- [AIM OF THE TASK]: Quote all of the data below exactly, please.

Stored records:
┌──

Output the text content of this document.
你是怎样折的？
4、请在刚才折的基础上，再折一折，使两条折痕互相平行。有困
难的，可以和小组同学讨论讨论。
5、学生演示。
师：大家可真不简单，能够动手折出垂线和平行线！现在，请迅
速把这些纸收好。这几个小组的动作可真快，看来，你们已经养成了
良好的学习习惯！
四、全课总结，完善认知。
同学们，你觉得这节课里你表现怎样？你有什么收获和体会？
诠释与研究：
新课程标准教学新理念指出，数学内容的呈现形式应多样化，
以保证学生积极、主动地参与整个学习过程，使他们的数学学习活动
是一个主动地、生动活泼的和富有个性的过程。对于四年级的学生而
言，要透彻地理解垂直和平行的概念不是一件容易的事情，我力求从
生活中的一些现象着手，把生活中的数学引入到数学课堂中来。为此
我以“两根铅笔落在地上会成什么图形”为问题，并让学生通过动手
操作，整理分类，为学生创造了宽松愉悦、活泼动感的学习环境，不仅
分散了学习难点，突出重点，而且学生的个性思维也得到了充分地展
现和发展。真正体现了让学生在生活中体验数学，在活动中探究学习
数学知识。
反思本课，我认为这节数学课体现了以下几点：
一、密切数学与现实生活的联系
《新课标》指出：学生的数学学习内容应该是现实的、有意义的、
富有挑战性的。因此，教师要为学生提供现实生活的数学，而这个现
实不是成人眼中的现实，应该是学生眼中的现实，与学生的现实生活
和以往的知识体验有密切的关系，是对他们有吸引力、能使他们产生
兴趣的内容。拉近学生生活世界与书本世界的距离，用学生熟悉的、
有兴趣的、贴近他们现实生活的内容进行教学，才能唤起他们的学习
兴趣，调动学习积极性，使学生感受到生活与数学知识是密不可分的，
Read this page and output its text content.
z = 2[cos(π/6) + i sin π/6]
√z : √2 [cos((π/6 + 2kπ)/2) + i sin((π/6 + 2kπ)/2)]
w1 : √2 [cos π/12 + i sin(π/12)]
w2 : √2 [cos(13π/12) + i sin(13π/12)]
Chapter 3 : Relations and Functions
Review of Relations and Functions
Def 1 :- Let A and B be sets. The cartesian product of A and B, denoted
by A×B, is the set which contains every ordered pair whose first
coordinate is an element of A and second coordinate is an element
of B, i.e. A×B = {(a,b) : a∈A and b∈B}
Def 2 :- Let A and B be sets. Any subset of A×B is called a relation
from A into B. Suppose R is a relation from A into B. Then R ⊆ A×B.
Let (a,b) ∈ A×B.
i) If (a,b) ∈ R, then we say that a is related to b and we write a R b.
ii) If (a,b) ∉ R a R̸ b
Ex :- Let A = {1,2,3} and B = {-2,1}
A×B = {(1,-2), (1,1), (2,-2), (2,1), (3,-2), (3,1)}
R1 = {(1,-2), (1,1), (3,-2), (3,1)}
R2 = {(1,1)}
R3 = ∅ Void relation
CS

└──

- [SOLVED EXERCISE]:
Output the text content of this document.
你是怎样折的？
4、请在刚才折的基础上，再折一折，使两条折痕互相平行。有困
难的，可以和小组同学讨论讨论。
5、学生演示。
师：大家可真不简单，能够动手折出垂线和平行线！现在，请迅
速把这些纸收好。这几个小组的动作可真快，看来，你们已经养成了
良好的学习习惯！
四、全课总结，完善认知。
同学们，你觉得这节课里你表现怎样？你有什么收获和体会？
诠释与研究：
新课程标准教学新理念指出，数学内容的呈现形式应多样化，
以保证学生积极、主动地参与整个学习过程，使他们的数学学习活动
是一个主动地、生动活泼的和富有个性的过程。对于四年级的学生而
言，要透彻地理解垂直和平行的概念不是一件容易的事情，我力求从
生活中的一些现象着手，把生活中的数学引入到数学课堂中来。为此
我以“两根铅笔落在地上会成什么图形”为问题，并让学生通过动手
操作，整理分类，为学生创造了宽松愉悦、活泼动感的学习环境，不仅
分散了学习难点，突出重点，而且学生的个性思维也得到了充分地展
现和发展。真正体现了让学生在生活中体验数学，在活动中探究学习
数学知识。
反思本课，我认为这节数学课体现了以下几点：
一、密切数学与现实生活的联系
《新课标》指出：学生的数学学习内容应该是现实的、有意义的、
富有挑战性的。因此，教师要为学生提供现实生活的数学，而这个现
实不是成人眼中的现实，应该是学生眼中的现实，与学生的现实生活
和以往的知识体验有密切的关系，是对他们有吸引力、能使他们产生
兴趣的内容。拉近学生生活世界与书本世界的距离，用学生熟悉的、
有兴趣的、贴近他们现实生活的内容进行教学，才能唤起他们的学习
兴趣，调动学习积极性，使学生感受到生活与数学知识是密不可分的，
Read this page and output its text content.
z = 2[cos(π/6) + i sin π/6]
√z : √2 [cos((π/6 + 2kπ)/2) + i sin((π/6 + 2kπ)/2)]
w1 : √2 [cos π/12 + i sin(π/12)]
w2 : √2 [cos(13π/12) + i sin(13π/12)]
Chapter 3 : Relations and Functions
Review of Relations and Functions
Def 1 :- Let A and B be sets. The cartesian product of A and B, denoted
by A×B, is the set which contains every ordered pair whose first
coordinate is an element of A and second coordinate is an element
of B, i.e. A×B = {(a,b) : a∈A and b∈B}
Def 2 :- Let A and B be sets. Any subset of A×B is called a relation
from A into B. Suppose R is a relation from A into B. Then R ⊆ A×B.
Let (a,b) ∈ A×B.
i) If (a,b) ∈ R, then we say that a is related to b and we write a R b.
ii) If (a,b) ∉ R a R̸ b
Ex :- Let A = {1,2,3} and B = {-2,1}
A×B = {(1,-2), (1,1), (2,-2), (2,1), (3,-2), (3,1)}
R1 = {(1,-2), (1,1), (3,-2), (3,1)}
R2 = {(1,1)}
R3 = ∅ Void relation
CS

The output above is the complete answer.